OBJECTIVE: Omit every picture and return the rest of the data unaltered.

LISTED ENTRIES:
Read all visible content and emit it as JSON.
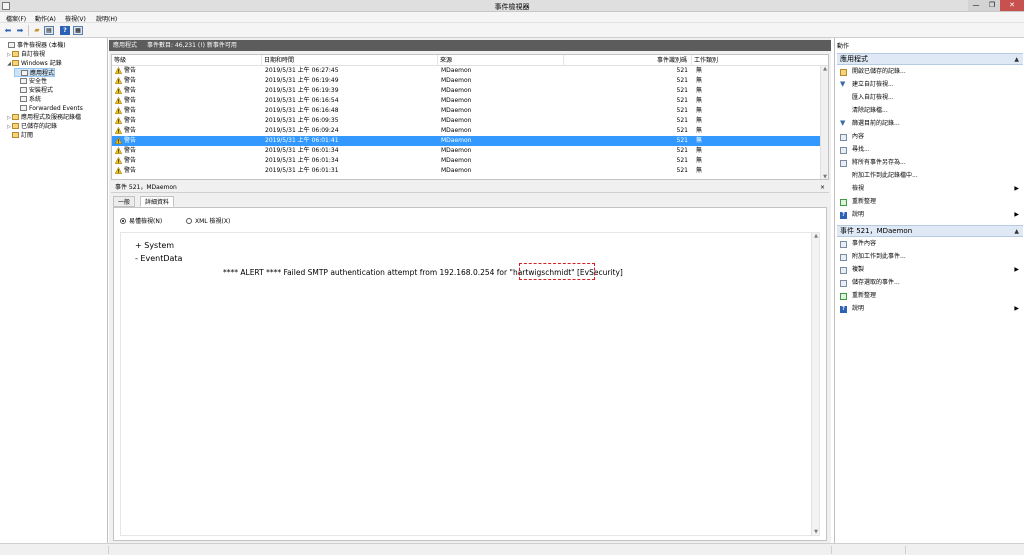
{
  "window": {
    "title": "事件檢視器",
    "min": "—",
    "max": "❐",
    "close": "✕"
  },
  "menu": [
    "檔案(F)",
    "動作(A)",
    "檢視(V)",
    "說明(H)"
  ],
  "tree": [
    {
      "label": "事件檢視器 (本機)",
      "twisty": "",
      "icon": "computer"
    },
    {
      "label": "自訂檢視",
      "twisty": "▷",
      "icon": "folder"
    },
    {
      "label": "Windows 記錄",
      "twisty": "◢",
      "icon": "folder"
    },
    {
      "label": "應用程式",
      "twisty": "",
      "icon": "log",
      "selected": true
    },
    {
      "label": "安全性",
      "twisty": "",
      "icon": "log"
    },
    {
      "label": "安裝程式",
      "twisty": "",
      "icon": "log"
    },
    {
      "label": "系統",
      "twisty": "",
      "icon": "log"
    },
    {
      "label": "Forwarded Events",
      "twisty": "",
      "icon": "log"
    },
    {
      "label": "應用程式及服務記錄檔",
      "twisty": "▷",
      "icon": "folder"
    },
    {
      "label": "已儲存的記錄",
      "twisty": "▷",
      "icon": "folder"
    },
    {
      "label": "訂閱",
      "twisty": "",
      "icon": "folder"
    }
  ],
  "center": {
    "log_name": "應用程式",
    "event_count": "事件數目: 46,231 (!) 新事件可用",
    "columns": [
      "等級",
      "日期和時間",
      "來源",
      "事件識別碼",
      "工作類別"
    ],
    "rows": [
      {
        "level": "警告",
        "datetime": "2019/5/31 上午 06:27:45",
        "source": "MDaemon",
        "id": "521",
        "category": "無"
      },
      {
        "level": "警告",
        "datetime": "2019/5/31 上午 06:19:49",
        "source": "MDaemon",
        "id": "521",
        "category": "無"
      },
      {
        "level": "警告",
        "datetime": "2019/5/31 上午 06:19:39",
        "source": "MDaemon",
        "id": "521",
        "category": "無"
      },
      {
        "level": "警告",
        "datetime": "2019/5/31 上午 06:16:54",
        "source": "MDaemon",
        "id": "521",
        "category": "無"
      },
      {
        "level": "警告",
        "datetime": "2019/5/31 上午 06:16:48",
        "source": "MDaemon",
        "id": "521",
        "category": "無"
      },
      {
        "level": "警告",
        "datetime": "2019/5/31 上午 06:09:35",
        "source": "MDaemon",
        "id": "521",
        "category": "無"
      },
      {
        "level": "警告",
        "datetime": "2019/5/31 上午 06:09:24",
        "source": "MDaemon",
        "id": "521",
        "category": "無"
      },
      {
        "level": "警告",
        "datetime": "2019/5/31 上午 06:01:41",
        "source": "MDaemon",
        "id": "521",
        "category": "無",
        "selected": true
      },
      {
        "level": "警告",
        "datetime": "2019/5/31 上午 06:01:34",
        "source": "MDaemon",
        "id": "521",
        "category": "無"
      },
      {
        "level": "警告",
        "datetime": "2019/5/31 上午 06:01:34",
        "source": "MDaemon",
        "id": "521",
        "category": "無"
      },
      {
        "level": "警告",
        "datetime": "2019/5/31 上午 06:01:31",
        "source": "MDaemon",
        "id": "521",
        "category": "無"
      }
    ]
  },
  "detail": {
    "title": "事件 521，MDaemon",
    "close": "×",
    "tabs": [
      "一般",
      "詳細資料"
    ],
    "radio_friendly": "易懂檢視(N)",
    "radio_xml": "XML 檢視(X)",
    "node_system": "+  System",
    "node_eventdata": "-  EventData",
    "alert_text": "**** ALERT **** Failed SMTP authentication attempt from 192.168.0.254 for \"hartwigschmidt\" [EvSecurity]"
  },
  "actions": {
    "title": "動作",
    "section1": "應用程式",
    "items1": [
      {
        "label": "開啟已儲存的記錄...",
        "icon": "open"
      },
      {
        "label": "建立自訂檢視...",
        "icon": "filter"
      },
      {
        "label": "匯入自訂檢視...",
        "icon": "blank"
      },
      {
        "label": "清除記錄檔...",
        "icon": "blank"
      },
      {
        "label": "篩選目前的記錄...",
        "icon": "filter"
      },
      {
        "label": "內容",
        "icon": "props"
      },
      {
        "label": "尋找...",
        "icon": "find"
      },
      {
        "label": "將所有事件另存為...",
        "icon": "save"
      },
      {
        "label": "附加工作到此記錄檔中...",
        "icon": "blank"
      },
      {
        "label": "檢視",
        "icon": "blank",
        "sub": "▶"
      },
      {
        "label": "重新整理",
        "icon": "refresh"
      },
      {
        "label": "說明",
        "icon": "help",
        "sub": "▶"
      }
    ],
    "section2": "事件 521，MDaemon",
    "items2": [
      {
        "label": "事件內容",
        "icon": "props"
      },
      {
        "label": "附加工作到此事件...",
        "icon": "task"
      },
      {
        "label": "複製",
        "icon": "copy",
        "sub": "▶"
      },
      {
        "label": "儲存選取的事件...",
        "icon": "save"
      },
      {
        "label": "重新整理",
        "icon": "refresh"
      },
      {
        "label": "說明",
        "icon": "help",
        "sub": "▶"
      }
    ],
    "collapse": "▲"
  }
}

WRITTEN RESPONSE:
Read all visible content and emit it as JSON.
{
  "window": {
    "title": "事件檢視器",
    "min": "—",
    "max": "❐",
    "close": "✕"
  },
  "menu": [
    "檔案(F)",
    "動作(A)",
    "檢視(V)",
    "說明(H)"
  ],
  "tree": [
    {
      "label": "事件檢視器 (本機)",
      "twisty": "",
      "icon": "computer"
    },
    {
      "label": "自訂檢視",
      "twisty": "▷",
      "icon": "folder"
    },
    {
      "label": "Windows 記錄",
      "twisty": "◢",
      "icon": "folder"
    },
    {
      "label": "應用程式",
      "twisty": "",
      "icon": "log",
      "selected": true
    },
    {
      "label": "安全性",
      "twisty": "",
      "icon": "log"
    },
    {
      "label": "安裝程式",
      "twisty": "",
      "icon": "log"
    },
    {
      "label": "系統",
      "twisty": "",
      "icon": "log"
    },
    {
      "label": "Forwarded Events",
      "twisty": "",
      "icon": "log"
    },
    {
      "label": "應用程式及服務記錄檔",
      "twisty": "▷",
      "icon": "folder"
    },
    {
      "label": "已儲存的記錄",
      "twisty": "▷",
      "icon": "folder"
    },
    {
      "label": "訂閱",
      "twisty": "",
      "icon": "folder"
    }
  ],
  "center": {
    "log_name": "應用程式",
    "event_count": "事件數目: 46,231 (!) 新事件可用",
    "columns": [
      "等級",
      "日期和時間",
      "來源",
      "事件識別碼",
      "工作類別"
    ],
    "rows": [
      {
        "level": "警告",
        "datetime": "2019/5/31 上午 06:27:45",
        "source": "MDaemon",
        "id": "521",
        "category": "無"
      },
      {
        "level": "警告",
        "datetime": "2019/5/31 上午 06:19:49",
        "source": "MDaemon",
        "id": "521",
        "category": "無"
      },
      {
        "level": "警告",
        "datetime": "2019/5/31 上午 06:19:39",
        "source": "MDaemon",
        "id": "521",
        "category": "無"
      },
      {
        "level": "警告",
        "datetime": "2019/5/31 上午 06:16:54",
        "source": "MDaemon",
        "id": "521",
        "category": "無"
      },
      {
        "level": "警告",
        "datetime": "2019/5/31 上午 06:16:48",
        "source": "MDaemon",
        "id": "521",
        "category": "無"
      },
      {
        "level": "警告",
        "datetime": "2019/5/31 上午 06:09:35",
        "source": "MDaemon",
        "id": "521",
        "category": "無"
      },
      {
        "level": "警告",
        "datetime": "2019/5/31 上午 06:09:24",
        "source": "MDaemon",
        "id": "521",
        "category": "無"
      },
      {
        "level": "警告",
        "datetime": "2019/5/31 上午 06:01:41",
        "source": "MDaemon",
        "id": "521",
        "category": "無",
        "selected": true
      },
      {
        "level": "警告",
        "datetime": "2019/5/31 上午 06:01:34",
        "source": "MDaemon",
        "id": "521",
        "category": "無"
      },
      {
        "level": "警告",
        "datetime": "2019/5/31 上午 06:01:34",
        "source": "MDaemon",
        "id": "521",
        "category": "無"
      },
      {
        "level": "警告",
        "datetime": "2019/5/31 上午 06:01:31",
        "source": "MDaemon",
        "id": "521",
        "category": "無"
      }
    ]
  },
  "detail": {
    "title": "事件 521，MDaemon",
    "close": "×",
    "tabs": [
      "一般",
      "詳細資料"
    ],
    "radio_friendly": "易懂檢視(N)",
    "radio_xml": "XML 檢視(X)",
    "node_system": "+  System",
    "node_eventdata": "-  EventData",
    "alert_text": "**** ALERT **** Failed SMTP authentication attempt from 192.168.0.254 for \"hartwigschmidt\" [EvSecurity]"
  },
  "actions": {
    "title": "動作",
    "section1": "應用程式",
    "items1": [
      {
        "label": "開啟已儲存的記錄...",
        "icon": "open"
      },
      {
        "label": "建立自訂檢視...",
        "icon": "filter"
      },
      {
        "label": "匯入自訂檢視...",
        "icon": "blank"
      },
      {
        "label": "清除記錄檔...",
        "icon": "blank"
      },
      {
        "label": "篩選目前的記錄...",
        "icon": "filter"
      },
      {
        "label": "內容",
        "icon": "props"
      },
      {
        "label": "尋找...",
        "icon": "find"
      },
      {
        "label": "將所有事件另存為...",
        "icon": "save"
      },
      {
        "label": "附加工作到此記錄檔中...",
        "icon": "blank"
      },
      {
        "label": "檢視",
        "icon": "blank",
        "sub": "▶"
      },
      {
        "label": "重新整理",
        "icon": "refresh"
      },
      {
        "label": "說明",
        "icon": "help",
        "sub": "▶"
      }
    ],
    "section2": "事件 521，MDaemon",
    "items2": [
      {
        "label": "事件內容",
        "icon": "props"
      },
      {
        "label": "附加工作到此事件...",
        "icon": "task"
      },
      {
        "label": "複製",
        "icon": "copy",
        "sub": "▶"
      },
      {
        "label": "儲存選取的事件...",
        "icon": "save"
      },
      {
        "label": "重新整理",
        "icon": "refresh"
      },
      {
        "label": "說明",
        "icon": "help",
        "sub": "▶"
      }
    ],
    "collapse": "▲"
  }
}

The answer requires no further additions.